* _EXERCISE_: From the entries below, say how many lines carry the word "metrics", and give nothing but the number.

* _RECORDS FOR THIS EXERCISE_:
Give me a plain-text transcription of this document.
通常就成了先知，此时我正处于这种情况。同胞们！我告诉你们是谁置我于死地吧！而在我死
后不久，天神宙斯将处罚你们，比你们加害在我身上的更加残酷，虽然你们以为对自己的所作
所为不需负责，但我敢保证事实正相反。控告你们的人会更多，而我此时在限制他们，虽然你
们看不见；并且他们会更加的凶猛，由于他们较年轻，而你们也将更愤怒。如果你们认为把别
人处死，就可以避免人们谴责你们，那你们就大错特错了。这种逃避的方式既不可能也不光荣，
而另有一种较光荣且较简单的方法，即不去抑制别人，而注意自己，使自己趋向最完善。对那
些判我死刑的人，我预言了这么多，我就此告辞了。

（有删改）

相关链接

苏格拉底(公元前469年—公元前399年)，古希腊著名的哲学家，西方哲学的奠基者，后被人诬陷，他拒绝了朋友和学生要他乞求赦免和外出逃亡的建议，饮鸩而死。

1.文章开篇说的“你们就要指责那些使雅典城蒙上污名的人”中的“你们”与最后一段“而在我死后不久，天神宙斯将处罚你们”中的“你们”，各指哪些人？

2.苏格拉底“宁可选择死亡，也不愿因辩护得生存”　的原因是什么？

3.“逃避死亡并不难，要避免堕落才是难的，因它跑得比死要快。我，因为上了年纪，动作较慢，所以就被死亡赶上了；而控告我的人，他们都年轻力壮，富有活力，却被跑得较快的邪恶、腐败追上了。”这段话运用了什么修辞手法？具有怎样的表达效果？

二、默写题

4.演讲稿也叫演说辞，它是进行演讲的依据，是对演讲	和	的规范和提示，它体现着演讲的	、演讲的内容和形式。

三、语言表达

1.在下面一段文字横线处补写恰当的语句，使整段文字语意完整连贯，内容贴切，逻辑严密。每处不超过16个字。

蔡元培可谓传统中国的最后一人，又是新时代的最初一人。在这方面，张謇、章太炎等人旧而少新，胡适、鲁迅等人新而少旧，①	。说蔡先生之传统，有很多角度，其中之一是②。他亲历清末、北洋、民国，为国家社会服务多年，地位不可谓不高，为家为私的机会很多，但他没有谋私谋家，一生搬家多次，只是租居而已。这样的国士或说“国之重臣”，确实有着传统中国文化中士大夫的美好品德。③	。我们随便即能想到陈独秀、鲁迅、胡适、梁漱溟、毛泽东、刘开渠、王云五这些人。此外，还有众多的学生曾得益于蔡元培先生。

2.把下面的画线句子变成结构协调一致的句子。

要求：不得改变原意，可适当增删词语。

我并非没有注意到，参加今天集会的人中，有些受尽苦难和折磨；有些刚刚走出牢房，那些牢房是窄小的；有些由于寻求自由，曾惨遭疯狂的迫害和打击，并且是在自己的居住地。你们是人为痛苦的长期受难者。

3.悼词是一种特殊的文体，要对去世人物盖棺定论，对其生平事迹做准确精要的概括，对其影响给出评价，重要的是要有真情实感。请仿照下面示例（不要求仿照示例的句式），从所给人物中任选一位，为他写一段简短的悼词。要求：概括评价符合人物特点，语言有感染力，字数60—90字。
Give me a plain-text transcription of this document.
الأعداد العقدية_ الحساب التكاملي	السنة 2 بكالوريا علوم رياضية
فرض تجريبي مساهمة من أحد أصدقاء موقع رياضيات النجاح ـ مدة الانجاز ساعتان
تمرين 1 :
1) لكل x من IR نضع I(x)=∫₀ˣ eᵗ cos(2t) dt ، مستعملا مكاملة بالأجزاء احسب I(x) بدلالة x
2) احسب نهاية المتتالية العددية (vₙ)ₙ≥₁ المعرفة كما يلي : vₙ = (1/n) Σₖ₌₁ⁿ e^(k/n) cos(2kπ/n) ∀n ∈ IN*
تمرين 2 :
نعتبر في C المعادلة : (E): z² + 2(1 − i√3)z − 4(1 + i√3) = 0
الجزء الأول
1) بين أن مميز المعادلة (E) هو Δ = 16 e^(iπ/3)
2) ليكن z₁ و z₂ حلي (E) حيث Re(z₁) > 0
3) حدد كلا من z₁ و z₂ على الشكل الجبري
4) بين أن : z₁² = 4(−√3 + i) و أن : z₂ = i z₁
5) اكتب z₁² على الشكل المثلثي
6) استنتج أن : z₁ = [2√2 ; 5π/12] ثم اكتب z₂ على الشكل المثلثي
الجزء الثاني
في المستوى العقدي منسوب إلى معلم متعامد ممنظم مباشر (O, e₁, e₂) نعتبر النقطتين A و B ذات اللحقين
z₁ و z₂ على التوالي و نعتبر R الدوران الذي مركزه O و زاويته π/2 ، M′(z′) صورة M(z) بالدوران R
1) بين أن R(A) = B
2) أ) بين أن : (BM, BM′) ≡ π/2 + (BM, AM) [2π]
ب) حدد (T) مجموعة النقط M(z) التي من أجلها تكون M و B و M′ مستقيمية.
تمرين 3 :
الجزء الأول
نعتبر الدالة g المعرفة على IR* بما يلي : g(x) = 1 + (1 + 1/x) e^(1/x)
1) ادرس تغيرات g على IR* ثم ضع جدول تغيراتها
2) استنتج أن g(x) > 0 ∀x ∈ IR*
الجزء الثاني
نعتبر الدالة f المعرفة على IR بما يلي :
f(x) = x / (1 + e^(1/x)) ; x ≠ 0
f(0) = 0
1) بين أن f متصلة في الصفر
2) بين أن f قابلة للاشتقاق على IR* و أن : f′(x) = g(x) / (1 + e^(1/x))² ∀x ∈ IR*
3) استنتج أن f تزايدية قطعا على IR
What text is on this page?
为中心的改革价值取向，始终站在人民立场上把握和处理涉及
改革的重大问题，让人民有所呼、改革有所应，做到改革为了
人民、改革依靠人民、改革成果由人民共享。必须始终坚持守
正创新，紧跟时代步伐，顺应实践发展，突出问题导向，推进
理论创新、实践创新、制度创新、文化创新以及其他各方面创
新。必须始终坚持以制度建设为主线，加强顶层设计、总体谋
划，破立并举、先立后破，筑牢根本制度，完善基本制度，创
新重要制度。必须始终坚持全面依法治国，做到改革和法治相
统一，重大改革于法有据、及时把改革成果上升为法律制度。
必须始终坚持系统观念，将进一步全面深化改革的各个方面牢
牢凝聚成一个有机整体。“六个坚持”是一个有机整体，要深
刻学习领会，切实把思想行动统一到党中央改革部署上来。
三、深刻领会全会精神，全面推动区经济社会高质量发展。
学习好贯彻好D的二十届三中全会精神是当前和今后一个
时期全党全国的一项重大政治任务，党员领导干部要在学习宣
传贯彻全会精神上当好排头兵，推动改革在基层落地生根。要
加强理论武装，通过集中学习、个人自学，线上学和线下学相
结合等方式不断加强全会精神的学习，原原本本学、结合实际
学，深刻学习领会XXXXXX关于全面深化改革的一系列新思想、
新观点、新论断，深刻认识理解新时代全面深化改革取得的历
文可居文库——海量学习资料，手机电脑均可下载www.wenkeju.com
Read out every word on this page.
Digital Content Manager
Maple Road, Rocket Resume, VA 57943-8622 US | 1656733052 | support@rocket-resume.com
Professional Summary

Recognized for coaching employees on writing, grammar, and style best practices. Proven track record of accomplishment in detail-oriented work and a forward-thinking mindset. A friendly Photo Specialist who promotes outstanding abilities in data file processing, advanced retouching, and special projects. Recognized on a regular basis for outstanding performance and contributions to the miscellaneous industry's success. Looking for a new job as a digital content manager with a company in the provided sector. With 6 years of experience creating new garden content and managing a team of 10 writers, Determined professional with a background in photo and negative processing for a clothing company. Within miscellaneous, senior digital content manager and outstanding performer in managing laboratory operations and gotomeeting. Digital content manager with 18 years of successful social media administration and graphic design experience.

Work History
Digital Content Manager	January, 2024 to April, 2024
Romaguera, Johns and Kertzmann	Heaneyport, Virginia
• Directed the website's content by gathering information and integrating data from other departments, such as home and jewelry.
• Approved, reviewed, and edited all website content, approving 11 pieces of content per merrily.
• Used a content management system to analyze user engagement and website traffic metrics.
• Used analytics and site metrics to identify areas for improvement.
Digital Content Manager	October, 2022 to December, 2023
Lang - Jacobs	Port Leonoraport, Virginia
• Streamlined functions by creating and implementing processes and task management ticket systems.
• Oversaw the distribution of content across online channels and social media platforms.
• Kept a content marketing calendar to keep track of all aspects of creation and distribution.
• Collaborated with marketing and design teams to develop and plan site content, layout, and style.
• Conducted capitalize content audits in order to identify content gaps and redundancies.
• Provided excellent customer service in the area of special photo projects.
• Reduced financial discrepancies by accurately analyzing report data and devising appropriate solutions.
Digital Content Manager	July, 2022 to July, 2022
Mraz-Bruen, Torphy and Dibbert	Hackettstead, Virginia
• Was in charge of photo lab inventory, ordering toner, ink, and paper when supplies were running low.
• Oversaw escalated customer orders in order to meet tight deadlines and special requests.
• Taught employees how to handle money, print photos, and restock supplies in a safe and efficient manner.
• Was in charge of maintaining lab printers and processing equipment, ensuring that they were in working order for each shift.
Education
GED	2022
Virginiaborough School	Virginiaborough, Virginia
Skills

* _SOLUTION TO THE PROBLEM_: 2